### Instruction
What follows is a listing. Return every line of it exactly.

-- begin Records for this exercise --

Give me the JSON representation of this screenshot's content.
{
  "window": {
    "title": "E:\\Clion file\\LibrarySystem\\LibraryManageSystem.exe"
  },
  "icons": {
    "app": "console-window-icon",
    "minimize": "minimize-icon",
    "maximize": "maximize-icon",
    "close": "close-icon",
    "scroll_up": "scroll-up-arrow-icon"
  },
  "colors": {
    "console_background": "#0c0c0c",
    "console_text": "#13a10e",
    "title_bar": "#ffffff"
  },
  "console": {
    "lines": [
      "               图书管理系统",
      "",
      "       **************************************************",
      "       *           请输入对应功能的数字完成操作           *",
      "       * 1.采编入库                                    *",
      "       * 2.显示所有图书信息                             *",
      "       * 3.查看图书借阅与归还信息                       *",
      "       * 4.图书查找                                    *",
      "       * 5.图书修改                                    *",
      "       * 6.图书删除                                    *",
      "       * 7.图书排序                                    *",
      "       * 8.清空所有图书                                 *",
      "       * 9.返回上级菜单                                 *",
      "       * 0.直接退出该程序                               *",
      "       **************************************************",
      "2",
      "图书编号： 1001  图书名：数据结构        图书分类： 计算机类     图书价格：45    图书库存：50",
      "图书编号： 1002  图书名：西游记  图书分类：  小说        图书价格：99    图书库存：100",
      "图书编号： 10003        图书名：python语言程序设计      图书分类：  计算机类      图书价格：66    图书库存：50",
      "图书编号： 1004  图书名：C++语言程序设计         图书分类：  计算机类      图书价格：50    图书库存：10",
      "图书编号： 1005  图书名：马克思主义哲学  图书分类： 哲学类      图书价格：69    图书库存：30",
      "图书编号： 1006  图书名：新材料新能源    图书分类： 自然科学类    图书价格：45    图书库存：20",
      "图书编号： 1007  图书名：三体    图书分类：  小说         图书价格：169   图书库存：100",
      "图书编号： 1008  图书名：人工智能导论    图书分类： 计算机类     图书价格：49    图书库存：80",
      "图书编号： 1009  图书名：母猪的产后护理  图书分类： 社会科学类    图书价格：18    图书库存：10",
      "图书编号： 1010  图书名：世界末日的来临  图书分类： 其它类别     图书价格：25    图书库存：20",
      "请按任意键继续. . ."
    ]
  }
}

-- end Records for this exercise --

### Correct output
Give me the JSON representation of this screenshot's content.
{
  "window": {
    "title": "E:\\Clion file\\LibrarySystem\\LibraryManageSystem.exe"
  },
  "icons": {
    "app": "console-window-icon",
    "minimize": "minimize-icon",
    "maximize": "maximize-icon",
    "close": "close-icon",
    "scroll_up": "scroll-up-arrow-icon"
  },
  "colors": {
    "console_background": "#0c0c0c",
    "console_text": "#13a10e",
    "title_bar": "#ffffff"
  },
  "console": {
    "lines": [
      "               图书管理系统",
      "",
      "       **************************************************",
      "       *           请输入对应功能的数字完成操作           *",
      "       * 1.采编入库                                    *",
      "       * 2.显示所有图书信息                             *",
      "       * 3.查看图书借阅与归还信息                       *",
      "       * 4.图书查找                                    *",
      "       * 5.图书修改                                    *",
      "       * 6.图书删除                                    *",
      "       * 7.图书排序                                    *",
      "       * 8.清空所有图书                                 *",
      "       * 9.返回上级菜单                                 *",
      "       * 0.直接退出该程序                               *",
      "       **************************************************",
      "2",
      "图书编号： 1001  图书名：数据结构        图书分类： 计算机类     图书价格：45    图书库存：50",
      "图书编号： 1002  图书名：西游记  图书分类：  小说        图书价格：99    图书库存：100",
      "图书编号： 10003        图书名：python语言程序设计      图书分类：  计算机类      图书价格：66    图书库存：50",
      "图书编号： 1004  图书名：C++语言程序设计         图书分类：  计算机类      图书价格：50    图书库存：10",
      "图书编号： 1005  图书名：马克思主义哲学  图书分类： 哲学类      图书价格：69    图书库存：30",
      "图书编号： 1006  图书名：新材料新能源    图书分类： 自然科学类    图书价格：45    图书库存：20",
      "图书编号： 1007  图书名：三体    图书分类：  小说         图书价格：169   图书库存：100",
      "图书编号： 1008  图书名：人工智能导论    图书分类： 计算机类     图书价格：49    图书库存：80",
      "图书编号： 1009  图书名：母猪的产后护理  图书分类： 社会科学类    图书价格：18    图书库存：10",
      "图书编号： 1010  图书名：世界末日的来临  图书分类： 其它类别     图书价格：25    图书库存：20",
      "请按任意键继续. . ."
    ]
  }
}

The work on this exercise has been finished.